Dataset records »
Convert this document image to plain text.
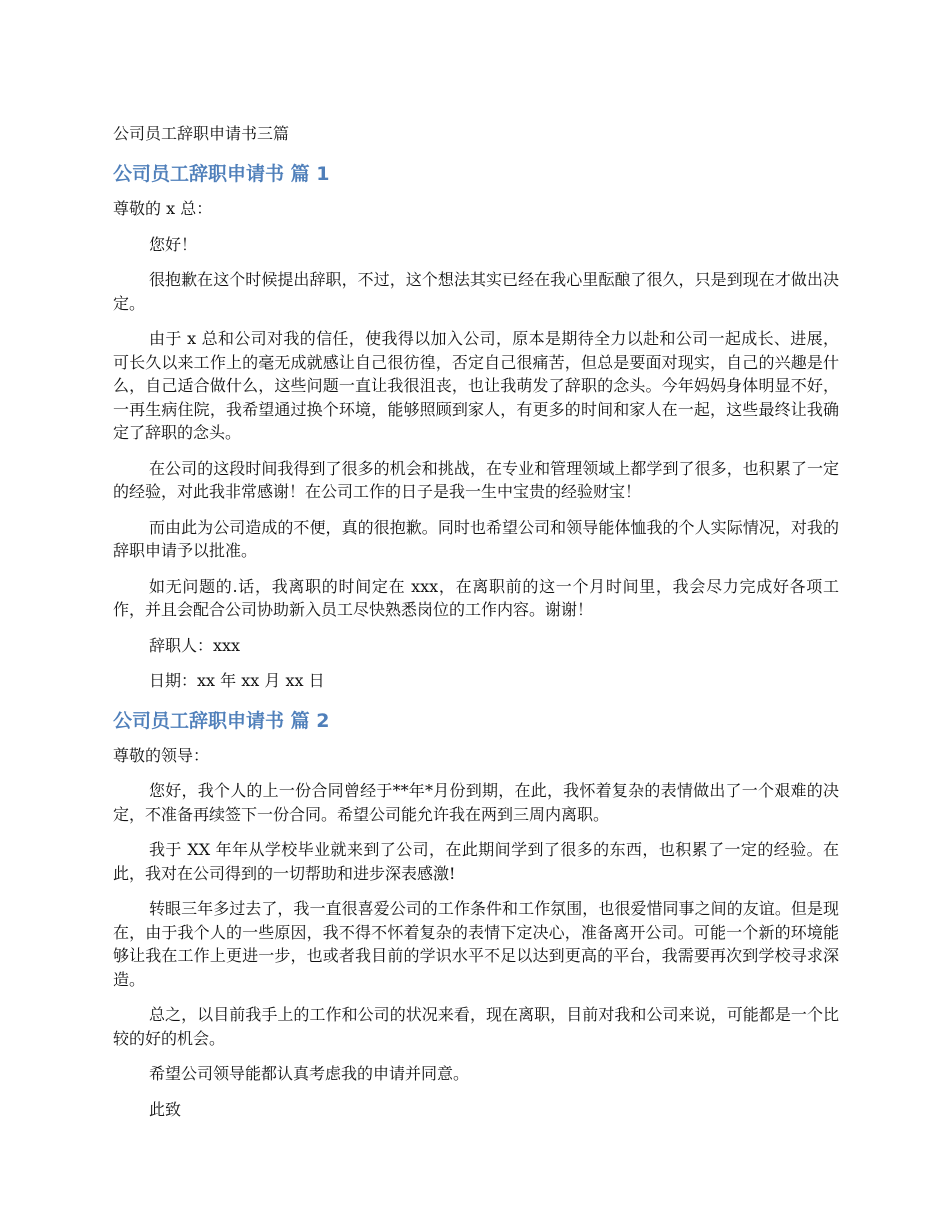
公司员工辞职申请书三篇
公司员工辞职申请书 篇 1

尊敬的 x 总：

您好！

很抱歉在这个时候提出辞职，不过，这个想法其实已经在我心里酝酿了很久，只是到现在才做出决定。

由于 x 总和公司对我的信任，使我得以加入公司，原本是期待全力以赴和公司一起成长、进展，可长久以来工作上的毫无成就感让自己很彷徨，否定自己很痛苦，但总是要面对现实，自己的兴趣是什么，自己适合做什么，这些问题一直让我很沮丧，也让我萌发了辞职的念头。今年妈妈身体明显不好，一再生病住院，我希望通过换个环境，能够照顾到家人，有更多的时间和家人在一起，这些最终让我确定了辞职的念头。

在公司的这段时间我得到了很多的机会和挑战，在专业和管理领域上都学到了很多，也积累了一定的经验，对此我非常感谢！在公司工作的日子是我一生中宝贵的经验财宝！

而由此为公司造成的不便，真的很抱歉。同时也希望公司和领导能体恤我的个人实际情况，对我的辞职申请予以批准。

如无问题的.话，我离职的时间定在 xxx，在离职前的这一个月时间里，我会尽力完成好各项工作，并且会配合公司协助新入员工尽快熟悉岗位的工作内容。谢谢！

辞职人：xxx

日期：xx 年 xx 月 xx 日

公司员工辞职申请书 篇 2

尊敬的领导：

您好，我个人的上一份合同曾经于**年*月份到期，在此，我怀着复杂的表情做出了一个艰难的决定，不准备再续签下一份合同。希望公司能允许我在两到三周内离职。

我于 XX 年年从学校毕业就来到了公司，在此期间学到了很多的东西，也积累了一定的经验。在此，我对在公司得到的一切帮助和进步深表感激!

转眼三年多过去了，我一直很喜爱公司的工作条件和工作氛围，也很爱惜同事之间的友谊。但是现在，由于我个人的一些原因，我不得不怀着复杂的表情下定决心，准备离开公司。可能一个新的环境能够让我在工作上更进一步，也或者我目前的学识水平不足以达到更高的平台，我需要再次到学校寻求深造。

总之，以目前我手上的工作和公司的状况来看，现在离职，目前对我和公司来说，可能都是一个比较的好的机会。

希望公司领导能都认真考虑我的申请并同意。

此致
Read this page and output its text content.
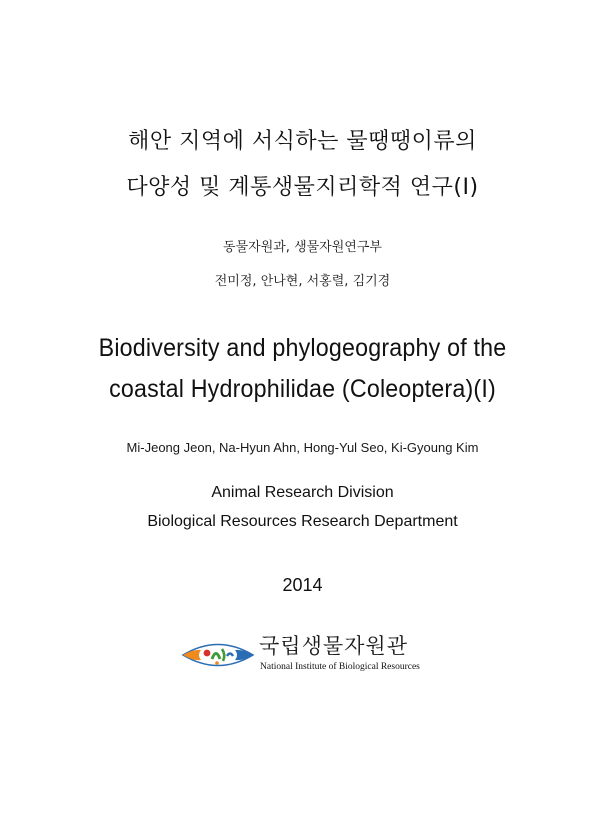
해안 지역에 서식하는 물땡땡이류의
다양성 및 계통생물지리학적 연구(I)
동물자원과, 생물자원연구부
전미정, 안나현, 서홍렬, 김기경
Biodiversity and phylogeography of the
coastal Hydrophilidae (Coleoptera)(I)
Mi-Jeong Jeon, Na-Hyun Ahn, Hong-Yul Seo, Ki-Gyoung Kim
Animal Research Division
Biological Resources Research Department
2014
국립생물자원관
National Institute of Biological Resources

Task »
In the entries above, count each line holding "Biological" and report the total and nothing more.

Solution for this task »
2